Data records
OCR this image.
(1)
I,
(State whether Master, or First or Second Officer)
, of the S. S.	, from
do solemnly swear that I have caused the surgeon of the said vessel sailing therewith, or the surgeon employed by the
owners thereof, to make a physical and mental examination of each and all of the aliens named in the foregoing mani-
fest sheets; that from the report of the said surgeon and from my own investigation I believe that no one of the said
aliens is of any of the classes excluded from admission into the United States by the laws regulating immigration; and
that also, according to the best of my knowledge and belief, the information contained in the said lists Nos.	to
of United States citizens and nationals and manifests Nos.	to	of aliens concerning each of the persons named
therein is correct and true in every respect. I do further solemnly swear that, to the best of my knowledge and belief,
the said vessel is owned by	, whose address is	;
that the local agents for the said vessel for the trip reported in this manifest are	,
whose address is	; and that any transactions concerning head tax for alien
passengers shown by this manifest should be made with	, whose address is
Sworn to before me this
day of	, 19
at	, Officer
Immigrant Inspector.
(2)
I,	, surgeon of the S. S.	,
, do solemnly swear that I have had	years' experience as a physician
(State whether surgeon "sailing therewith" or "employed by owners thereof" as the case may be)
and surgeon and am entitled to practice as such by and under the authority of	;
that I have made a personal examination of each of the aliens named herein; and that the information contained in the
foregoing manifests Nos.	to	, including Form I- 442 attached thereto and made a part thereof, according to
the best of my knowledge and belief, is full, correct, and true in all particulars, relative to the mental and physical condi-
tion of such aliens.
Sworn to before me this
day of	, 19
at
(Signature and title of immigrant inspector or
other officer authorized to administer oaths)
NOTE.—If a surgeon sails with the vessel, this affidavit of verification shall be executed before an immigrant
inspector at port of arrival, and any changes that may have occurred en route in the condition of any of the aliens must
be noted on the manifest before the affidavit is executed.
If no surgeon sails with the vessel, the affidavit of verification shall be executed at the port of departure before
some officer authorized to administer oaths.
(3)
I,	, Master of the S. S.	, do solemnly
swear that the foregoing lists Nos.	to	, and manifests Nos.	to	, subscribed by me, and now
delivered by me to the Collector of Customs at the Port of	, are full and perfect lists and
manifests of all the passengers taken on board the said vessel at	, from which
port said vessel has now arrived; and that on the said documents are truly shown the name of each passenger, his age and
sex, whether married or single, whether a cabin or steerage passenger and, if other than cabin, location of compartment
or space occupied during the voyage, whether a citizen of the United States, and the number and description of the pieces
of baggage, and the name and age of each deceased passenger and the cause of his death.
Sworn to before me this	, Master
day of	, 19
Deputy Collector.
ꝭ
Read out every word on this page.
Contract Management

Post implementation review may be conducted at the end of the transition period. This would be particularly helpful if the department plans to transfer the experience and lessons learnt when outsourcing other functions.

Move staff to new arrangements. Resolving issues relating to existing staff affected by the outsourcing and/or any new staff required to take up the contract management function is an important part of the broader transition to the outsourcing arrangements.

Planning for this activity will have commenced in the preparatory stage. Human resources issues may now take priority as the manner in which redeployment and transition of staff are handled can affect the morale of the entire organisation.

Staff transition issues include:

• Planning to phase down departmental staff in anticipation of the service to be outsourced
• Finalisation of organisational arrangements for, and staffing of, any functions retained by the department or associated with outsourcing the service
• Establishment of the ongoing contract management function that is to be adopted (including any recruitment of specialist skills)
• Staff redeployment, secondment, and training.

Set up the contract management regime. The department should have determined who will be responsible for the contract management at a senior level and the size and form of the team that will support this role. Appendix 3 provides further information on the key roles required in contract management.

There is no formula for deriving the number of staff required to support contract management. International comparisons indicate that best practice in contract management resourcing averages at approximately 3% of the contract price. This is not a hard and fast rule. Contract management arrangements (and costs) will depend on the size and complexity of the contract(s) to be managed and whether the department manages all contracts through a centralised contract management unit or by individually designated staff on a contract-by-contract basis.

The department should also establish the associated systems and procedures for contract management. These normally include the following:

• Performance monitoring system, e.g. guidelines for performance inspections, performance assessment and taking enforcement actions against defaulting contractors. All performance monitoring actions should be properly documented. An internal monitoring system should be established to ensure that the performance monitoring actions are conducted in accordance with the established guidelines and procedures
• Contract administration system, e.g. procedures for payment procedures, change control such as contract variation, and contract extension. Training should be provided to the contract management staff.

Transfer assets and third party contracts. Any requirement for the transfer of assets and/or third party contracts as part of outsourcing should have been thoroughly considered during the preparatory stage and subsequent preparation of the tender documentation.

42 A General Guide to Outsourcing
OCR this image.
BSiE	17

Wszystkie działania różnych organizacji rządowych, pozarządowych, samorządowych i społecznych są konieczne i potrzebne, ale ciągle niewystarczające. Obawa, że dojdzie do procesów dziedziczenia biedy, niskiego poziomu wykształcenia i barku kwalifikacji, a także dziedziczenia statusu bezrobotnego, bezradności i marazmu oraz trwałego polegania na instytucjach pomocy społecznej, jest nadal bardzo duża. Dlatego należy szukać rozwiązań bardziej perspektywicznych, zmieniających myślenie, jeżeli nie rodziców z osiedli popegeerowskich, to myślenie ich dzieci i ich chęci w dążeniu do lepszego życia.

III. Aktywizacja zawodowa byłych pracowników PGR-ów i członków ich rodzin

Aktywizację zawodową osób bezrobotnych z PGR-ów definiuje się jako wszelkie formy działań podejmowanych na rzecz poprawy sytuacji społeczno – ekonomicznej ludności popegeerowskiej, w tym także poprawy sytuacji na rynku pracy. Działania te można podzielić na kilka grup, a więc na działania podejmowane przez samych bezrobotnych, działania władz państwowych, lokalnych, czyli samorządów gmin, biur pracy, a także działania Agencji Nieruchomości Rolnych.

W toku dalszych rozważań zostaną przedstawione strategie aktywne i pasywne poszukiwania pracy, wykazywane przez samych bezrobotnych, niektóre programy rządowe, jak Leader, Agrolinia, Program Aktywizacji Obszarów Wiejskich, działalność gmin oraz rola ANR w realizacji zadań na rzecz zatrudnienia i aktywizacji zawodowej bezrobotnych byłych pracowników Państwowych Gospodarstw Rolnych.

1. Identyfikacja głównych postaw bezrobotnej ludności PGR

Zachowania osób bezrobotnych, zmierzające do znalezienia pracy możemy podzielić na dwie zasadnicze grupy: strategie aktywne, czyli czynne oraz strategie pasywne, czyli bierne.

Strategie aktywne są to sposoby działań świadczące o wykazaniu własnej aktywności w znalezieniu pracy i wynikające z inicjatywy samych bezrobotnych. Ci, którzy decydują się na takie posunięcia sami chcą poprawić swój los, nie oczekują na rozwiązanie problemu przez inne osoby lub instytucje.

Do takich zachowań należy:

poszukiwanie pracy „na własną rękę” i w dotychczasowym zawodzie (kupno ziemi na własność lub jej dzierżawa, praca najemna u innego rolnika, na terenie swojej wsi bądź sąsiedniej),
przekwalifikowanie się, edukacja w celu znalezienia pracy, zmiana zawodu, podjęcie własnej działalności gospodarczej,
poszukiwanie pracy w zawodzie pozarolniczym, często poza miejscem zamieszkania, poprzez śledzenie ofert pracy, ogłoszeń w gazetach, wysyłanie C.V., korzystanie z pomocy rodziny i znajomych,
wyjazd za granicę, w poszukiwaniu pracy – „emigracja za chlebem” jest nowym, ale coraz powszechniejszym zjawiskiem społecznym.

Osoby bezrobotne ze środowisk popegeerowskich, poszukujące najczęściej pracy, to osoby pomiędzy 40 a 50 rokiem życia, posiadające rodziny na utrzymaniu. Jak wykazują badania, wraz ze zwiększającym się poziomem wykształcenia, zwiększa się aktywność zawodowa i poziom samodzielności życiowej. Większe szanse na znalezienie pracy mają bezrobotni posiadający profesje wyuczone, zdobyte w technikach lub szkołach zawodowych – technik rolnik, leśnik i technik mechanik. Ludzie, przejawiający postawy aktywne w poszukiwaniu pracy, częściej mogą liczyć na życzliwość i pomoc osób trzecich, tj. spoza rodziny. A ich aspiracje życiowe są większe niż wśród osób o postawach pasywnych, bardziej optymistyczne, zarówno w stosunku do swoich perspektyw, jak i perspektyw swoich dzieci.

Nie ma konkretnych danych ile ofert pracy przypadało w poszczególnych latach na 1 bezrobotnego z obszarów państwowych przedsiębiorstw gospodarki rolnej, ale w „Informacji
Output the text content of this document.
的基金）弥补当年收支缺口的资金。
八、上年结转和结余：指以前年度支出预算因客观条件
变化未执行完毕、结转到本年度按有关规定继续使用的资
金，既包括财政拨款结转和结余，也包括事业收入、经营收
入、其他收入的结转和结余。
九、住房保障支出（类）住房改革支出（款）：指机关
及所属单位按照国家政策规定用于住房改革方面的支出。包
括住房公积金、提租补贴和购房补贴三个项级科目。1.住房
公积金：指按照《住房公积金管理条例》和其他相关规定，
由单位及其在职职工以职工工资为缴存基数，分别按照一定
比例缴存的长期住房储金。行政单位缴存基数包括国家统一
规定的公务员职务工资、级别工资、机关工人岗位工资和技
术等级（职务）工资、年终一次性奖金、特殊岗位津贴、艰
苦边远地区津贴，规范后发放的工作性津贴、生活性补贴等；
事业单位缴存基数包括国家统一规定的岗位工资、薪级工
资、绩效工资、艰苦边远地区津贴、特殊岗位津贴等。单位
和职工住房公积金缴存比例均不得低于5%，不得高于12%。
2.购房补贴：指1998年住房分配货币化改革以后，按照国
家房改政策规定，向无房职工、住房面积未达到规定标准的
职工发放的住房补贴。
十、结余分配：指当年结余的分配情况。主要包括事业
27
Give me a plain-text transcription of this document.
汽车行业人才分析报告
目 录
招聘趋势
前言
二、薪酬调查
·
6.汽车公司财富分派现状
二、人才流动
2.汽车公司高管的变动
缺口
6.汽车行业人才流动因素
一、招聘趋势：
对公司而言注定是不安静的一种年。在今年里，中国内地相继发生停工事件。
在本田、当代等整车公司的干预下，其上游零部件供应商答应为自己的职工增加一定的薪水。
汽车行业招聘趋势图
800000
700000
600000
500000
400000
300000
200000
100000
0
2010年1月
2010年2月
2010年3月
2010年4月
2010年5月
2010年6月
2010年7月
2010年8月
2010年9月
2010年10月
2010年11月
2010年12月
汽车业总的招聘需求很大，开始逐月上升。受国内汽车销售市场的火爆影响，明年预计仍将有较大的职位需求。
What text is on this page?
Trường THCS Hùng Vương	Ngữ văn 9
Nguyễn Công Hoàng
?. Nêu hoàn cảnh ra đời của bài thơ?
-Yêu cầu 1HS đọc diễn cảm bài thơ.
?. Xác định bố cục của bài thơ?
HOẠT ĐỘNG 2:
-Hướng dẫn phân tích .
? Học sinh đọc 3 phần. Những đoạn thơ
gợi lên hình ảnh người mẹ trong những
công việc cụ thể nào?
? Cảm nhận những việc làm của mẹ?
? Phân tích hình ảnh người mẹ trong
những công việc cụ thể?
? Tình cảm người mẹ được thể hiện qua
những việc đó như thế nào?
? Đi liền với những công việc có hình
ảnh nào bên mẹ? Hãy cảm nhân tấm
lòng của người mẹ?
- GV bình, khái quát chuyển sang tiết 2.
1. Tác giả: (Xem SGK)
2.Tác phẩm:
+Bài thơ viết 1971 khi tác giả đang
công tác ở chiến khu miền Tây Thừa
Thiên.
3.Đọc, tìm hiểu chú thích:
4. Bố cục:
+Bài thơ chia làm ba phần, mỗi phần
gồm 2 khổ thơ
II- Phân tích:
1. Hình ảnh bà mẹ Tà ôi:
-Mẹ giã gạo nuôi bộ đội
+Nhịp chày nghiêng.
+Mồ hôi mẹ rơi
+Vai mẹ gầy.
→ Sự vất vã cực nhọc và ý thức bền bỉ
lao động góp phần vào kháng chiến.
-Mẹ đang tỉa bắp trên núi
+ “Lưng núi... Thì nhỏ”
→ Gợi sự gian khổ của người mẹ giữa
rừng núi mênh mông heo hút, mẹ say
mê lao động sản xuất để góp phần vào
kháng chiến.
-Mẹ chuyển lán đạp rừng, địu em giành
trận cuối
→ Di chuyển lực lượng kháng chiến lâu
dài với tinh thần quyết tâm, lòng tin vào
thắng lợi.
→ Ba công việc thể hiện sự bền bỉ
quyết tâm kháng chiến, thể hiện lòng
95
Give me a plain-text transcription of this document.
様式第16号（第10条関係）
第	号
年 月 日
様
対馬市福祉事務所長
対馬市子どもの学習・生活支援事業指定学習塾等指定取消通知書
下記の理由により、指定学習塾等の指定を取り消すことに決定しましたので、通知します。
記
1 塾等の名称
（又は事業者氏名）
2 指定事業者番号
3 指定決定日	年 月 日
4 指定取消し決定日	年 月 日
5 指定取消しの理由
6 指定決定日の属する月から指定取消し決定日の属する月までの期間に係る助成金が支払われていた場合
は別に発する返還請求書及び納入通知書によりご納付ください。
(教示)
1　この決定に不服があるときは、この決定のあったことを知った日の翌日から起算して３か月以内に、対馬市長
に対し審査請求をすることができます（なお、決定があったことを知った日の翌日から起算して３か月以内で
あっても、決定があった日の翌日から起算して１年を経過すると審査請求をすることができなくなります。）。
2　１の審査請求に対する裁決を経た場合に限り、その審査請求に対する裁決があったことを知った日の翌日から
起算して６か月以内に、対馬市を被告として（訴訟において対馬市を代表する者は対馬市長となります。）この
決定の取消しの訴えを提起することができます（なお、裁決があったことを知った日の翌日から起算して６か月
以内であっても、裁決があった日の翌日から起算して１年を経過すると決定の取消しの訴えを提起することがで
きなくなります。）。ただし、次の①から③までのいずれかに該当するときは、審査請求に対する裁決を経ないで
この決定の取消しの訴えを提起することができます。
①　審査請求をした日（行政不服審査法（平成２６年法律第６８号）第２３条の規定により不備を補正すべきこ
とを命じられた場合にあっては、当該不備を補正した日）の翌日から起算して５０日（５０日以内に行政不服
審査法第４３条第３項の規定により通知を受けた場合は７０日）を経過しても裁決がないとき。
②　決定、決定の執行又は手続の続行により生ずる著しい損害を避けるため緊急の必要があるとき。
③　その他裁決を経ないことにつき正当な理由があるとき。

• _THE REQUEST_
Read the entries and select each line where the word "affidavit" is found.

• _ANSWER FOR THE TASK_
NOTE.—If a surgeon sails with the vessel, this affidavit of verification shall be executed before an immigrant
be noted on the manifest before the affidavit is executed.
If no surgeon sails with the vessel, the affidavit of verification shall be executed at the port of departure before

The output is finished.